◆ **Records shown**:
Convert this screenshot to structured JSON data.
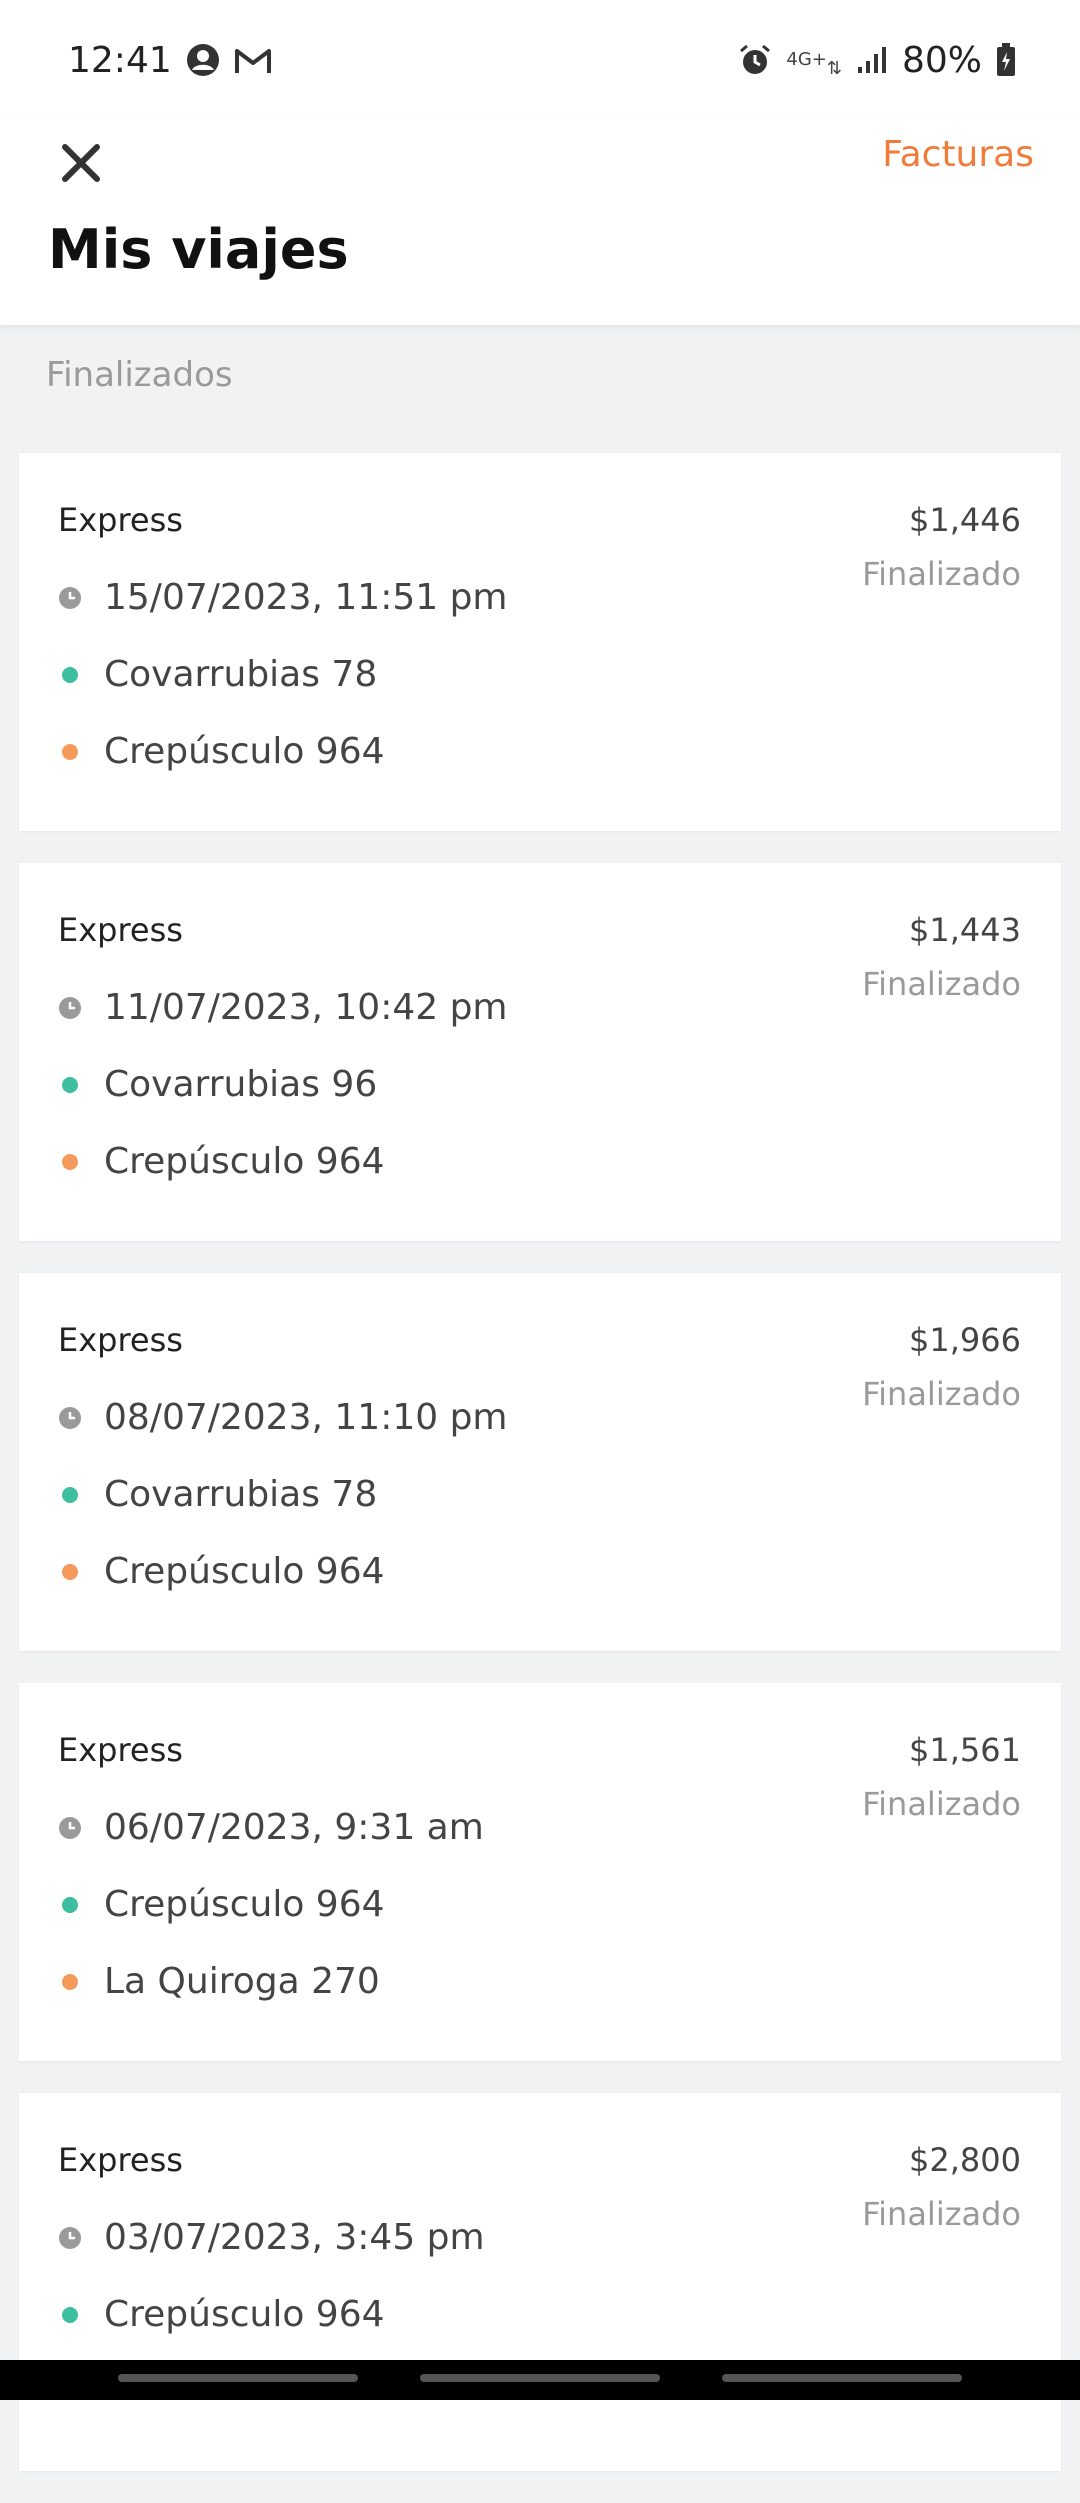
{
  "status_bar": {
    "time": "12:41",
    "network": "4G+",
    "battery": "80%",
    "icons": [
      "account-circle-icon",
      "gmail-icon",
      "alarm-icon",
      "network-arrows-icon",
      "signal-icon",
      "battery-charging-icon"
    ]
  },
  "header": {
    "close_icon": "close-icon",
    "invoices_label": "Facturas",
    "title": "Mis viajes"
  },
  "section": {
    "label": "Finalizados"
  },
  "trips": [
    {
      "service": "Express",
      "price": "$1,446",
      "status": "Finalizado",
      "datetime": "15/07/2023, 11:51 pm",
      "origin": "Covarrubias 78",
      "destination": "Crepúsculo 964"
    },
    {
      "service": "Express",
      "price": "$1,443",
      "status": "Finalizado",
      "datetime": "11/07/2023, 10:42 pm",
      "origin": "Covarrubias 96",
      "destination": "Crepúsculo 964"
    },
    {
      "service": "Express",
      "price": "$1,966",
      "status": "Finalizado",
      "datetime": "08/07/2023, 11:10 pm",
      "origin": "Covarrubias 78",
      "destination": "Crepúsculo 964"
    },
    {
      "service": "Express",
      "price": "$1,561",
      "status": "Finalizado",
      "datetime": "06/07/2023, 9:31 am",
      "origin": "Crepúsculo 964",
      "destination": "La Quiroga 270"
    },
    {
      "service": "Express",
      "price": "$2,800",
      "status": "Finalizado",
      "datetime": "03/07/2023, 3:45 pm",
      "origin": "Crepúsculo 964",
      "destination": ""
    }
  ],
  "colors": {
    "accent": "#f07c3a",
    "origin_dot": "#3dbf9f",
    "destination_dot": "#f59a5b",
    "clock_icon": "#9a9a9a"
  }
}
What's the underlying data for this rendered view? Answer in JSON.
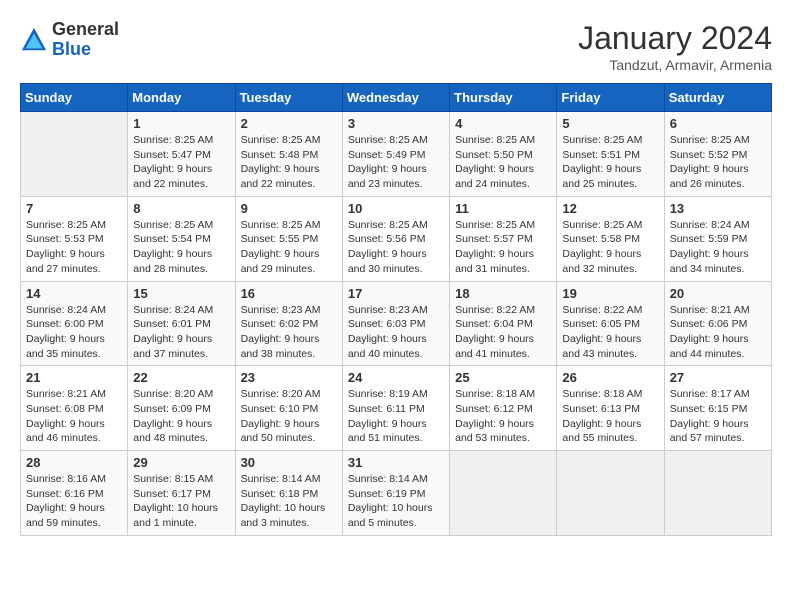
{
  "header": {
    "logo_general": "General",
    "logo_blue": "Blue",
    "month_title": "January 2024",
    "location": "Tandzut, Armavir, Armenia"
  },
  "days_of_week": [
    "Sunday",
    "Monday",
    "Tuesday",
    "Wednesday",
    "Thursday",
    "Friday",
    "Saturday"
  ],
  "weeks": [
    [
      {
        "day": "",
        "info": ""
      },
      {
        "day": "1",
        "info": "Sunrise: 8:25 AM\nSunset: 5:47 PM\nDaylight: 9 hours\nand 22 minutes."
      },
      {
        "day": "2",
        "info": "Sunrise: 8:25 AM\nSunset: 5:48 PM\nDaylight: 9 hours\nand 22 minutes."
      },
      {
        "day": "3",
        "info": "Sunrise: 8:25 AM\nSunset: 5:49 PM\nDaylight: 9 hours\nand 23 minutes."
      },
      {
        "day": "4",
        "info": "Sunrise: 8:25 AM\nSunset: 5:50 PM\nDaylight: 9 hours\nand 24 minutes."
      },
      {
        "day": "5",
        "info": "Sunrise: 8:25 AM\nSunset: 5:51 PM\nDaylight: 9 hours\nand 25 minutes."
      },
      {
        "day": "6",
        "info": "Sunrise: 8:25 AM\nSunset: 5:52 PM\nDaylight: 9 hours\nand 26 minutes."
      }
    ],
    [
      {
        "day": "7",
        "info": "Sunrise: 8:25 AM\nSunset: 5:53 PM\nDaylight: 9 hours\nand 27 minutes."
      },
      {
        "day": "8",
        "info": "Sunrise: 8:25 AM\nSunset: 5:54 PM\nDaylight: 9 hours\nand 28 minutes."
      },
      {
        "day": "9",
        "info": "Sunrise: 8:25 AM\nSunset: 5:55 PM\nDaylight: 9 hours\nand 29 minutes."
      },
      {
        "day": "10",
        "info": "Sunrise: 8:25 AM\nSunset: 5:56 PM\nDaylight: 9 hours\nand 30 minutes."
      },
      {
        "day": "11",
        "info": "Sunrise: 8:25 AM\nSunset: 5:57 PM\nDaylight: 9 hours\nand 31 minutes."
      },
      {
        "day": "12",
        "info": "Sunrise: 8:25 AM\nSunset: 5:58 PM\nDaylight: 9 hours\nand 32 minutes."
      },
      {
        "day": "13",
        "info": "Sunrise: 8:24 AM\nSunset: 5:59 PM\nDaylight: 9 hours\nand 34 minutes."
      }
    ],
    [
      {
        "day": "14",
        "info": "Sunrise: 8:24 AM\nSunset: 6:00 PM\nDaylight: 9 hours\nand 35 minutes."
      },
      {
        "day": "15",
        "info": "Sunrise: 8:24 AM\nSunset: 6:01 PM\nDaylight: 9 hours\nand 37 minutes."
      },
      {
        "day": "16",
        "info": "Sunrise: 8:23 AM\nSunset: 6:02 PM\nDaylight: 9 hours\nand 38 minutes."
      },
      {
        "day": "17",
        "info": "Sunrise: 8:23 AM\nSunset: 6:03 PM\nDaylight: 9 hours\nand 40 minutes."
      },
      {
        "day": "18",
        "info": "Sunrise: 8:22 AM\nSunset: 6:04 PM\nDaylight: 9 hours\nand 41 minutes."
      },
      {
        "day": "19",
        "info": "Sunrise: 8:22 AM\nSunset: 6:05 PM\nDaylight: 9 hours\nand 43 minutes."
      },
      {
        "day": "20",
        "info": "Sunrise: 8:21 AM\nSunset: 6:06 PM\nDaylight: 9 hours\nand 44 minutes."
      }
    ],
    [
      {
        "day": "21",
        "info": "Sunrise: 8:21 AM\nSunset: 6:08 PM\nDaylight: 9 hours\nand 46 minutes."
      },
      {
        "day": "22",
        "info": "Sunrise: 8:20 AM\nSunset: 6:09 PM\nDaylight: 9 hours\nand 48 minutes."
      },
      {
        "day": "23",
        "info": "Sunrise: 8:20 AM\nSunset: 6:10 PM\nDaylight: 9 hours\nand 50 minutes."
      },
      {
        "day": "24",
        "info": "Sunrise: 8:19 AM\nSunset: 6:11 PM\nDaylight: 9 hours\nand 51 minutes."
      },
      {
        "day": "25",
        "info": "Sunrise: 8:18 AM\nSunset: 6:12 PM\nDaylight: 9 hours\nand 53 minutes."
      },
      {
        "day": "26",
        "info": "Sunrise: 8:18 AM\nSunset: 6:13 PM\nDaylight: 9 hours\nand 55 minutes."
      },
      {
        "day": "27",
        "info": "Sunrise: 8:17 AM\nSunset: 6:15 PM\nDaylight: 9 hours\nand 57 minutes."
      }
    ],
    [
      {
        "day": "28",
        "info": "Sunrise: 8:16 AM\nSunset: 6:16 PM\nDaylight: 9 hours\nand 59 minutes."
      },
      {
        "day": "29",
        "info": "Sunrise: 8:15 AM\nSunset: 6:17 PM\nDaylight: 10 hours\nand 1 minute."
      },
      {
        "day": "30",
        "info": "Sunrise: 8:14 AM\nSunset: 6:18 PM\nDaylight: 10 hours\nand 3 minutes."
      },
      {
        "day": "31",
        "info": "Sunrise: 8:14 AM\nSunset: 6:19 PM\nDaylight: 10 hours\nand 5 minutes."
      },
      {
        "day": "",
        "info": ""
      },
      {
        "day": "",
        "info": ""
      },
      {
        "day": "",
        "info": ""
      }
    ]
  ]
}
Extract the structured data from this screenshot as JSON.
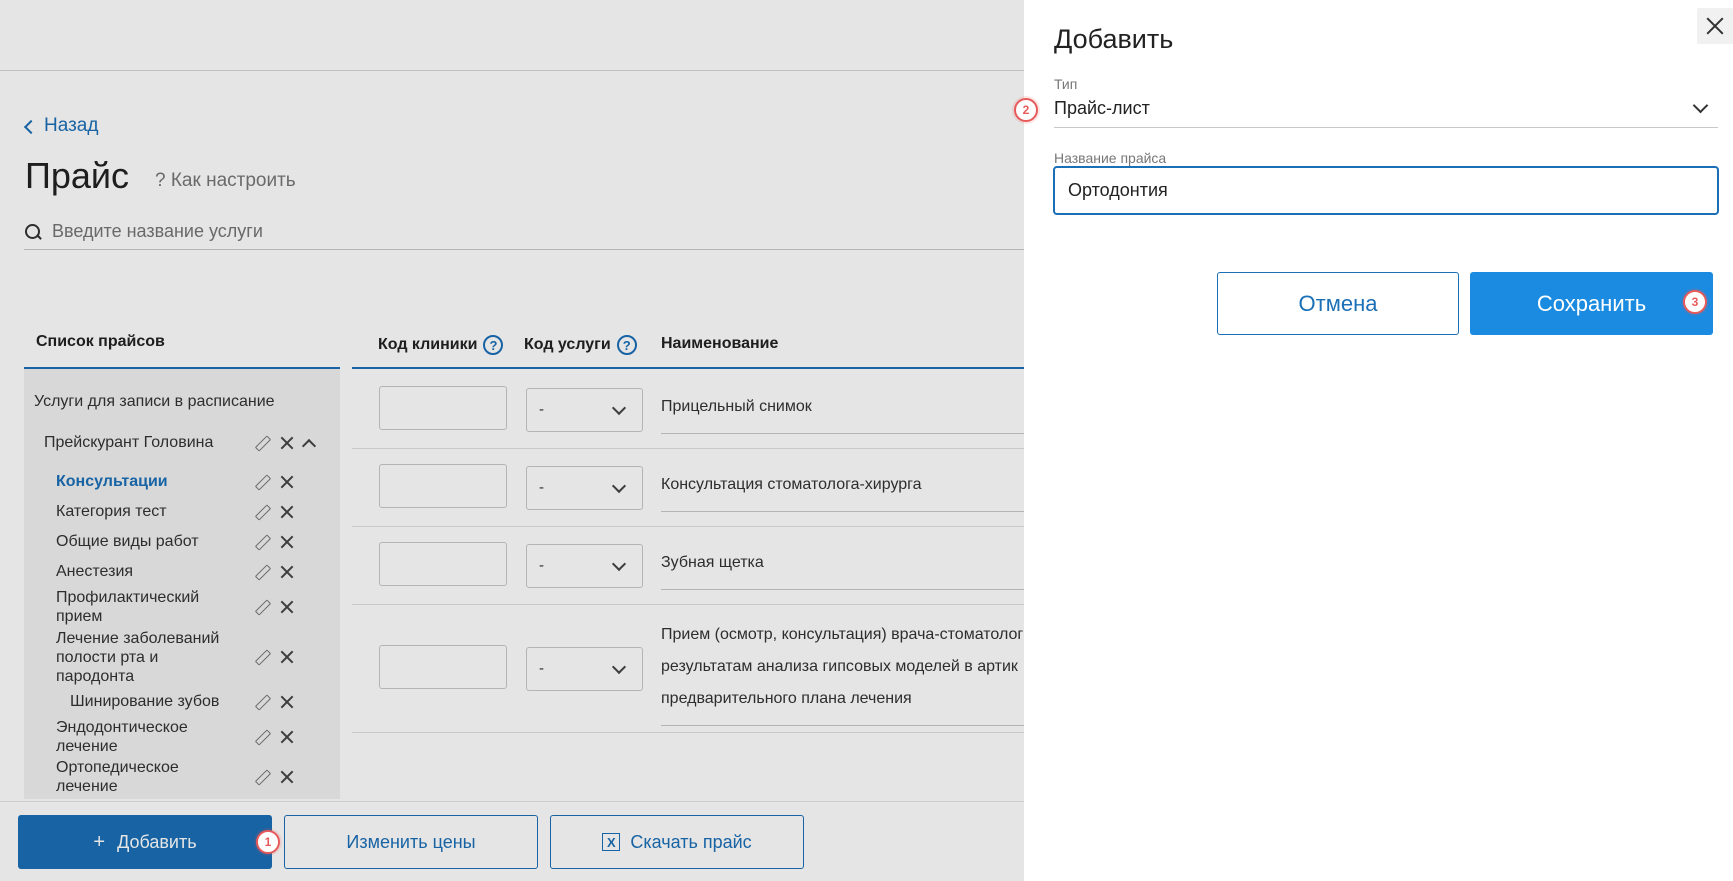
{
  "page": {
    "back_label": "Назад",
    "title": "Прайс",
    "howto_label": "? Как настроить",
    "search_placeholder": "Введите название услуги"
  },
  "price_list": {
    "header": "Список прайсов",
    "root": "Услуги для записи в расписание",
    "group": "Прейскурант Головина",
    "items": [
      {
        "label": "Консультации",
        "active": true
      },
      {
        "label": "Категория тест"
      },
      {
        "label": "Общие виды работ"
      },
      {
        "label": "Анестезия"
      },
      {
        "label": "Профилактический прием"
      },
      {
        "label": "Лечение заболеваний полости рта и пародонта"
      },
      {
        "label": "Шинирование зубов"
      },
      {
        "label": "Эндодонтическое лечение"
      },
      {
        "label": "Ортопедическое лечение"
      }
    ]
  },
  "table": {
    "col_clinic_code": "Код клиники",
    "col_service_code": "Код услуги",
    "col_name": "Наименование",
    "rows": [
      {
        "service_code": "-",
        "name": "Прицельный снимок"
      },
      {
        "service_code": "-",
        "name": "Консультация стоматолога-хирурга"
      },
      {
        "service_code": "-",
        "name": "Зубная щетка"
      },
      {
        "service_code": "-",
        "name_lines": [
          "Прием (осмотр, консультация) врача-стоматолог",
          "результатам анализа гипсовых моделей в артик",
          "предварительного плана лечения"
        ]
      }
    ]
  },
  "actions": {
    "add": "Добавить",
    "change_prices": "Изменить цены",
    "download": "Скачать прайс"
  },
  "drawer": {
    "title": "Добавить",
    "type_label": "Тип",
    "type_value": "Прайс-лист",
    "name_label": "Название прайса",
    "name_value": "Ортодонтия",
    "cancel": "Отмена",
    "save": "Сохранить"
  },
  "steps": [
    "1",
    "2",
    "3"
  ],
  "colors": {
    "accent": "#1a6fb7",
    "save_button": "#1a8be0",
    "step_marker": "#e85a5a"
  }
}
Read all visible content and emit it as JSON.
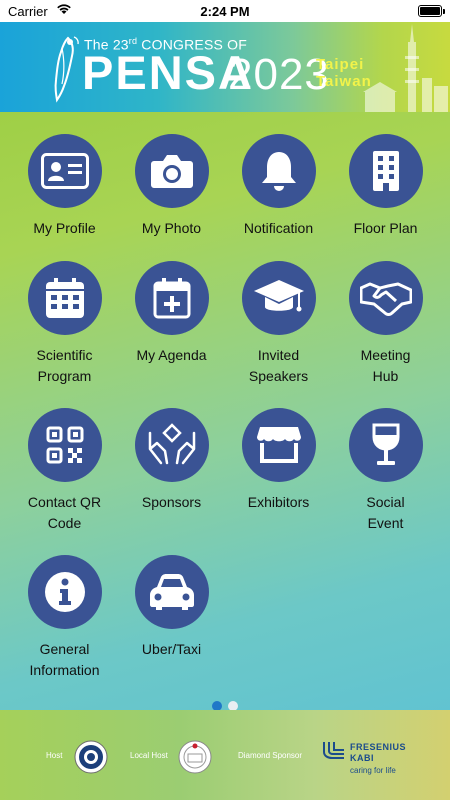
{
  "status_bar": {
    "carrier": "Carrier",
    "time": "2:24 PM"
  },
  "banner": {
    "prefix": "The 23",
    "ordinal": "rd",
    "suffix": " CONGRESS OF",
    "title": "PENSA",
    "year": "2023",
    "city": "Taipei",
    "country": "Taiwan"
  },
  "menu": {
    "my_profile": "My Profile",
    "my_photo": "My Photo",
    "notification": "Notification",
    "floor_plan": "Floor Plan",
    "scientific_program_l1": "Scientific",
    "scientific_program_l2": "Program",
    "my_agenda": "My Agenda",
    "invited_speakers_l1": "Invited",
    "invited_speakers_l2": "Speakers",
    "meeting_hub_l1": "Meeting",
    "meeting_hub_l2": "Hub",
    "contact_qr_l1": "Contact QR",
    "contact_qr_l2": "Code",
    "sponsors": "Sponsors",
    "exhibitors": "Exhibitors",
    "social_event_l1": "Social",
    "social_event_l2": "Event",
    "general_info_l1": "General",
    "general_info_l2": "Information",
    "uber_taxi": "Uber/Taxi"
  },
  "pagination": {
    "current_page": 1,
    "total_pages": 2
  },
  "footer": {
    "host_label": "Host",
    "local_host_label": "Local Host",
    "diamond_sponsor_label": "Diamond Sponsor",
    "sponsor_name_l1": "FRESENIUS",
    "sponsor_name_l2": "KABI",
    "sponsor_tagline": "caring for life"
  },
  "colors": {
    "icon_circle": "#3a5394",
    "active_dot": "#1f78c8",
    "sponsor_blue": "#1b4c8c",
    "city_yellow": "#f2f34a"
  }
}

◆ **Aim of the exercise**:
Pull out each line holding the string "screenshot".

◆ **Solution to this problem**:
Convert this screenshot to structured JSON data.
Extract the structured data from this screenshot as JSON.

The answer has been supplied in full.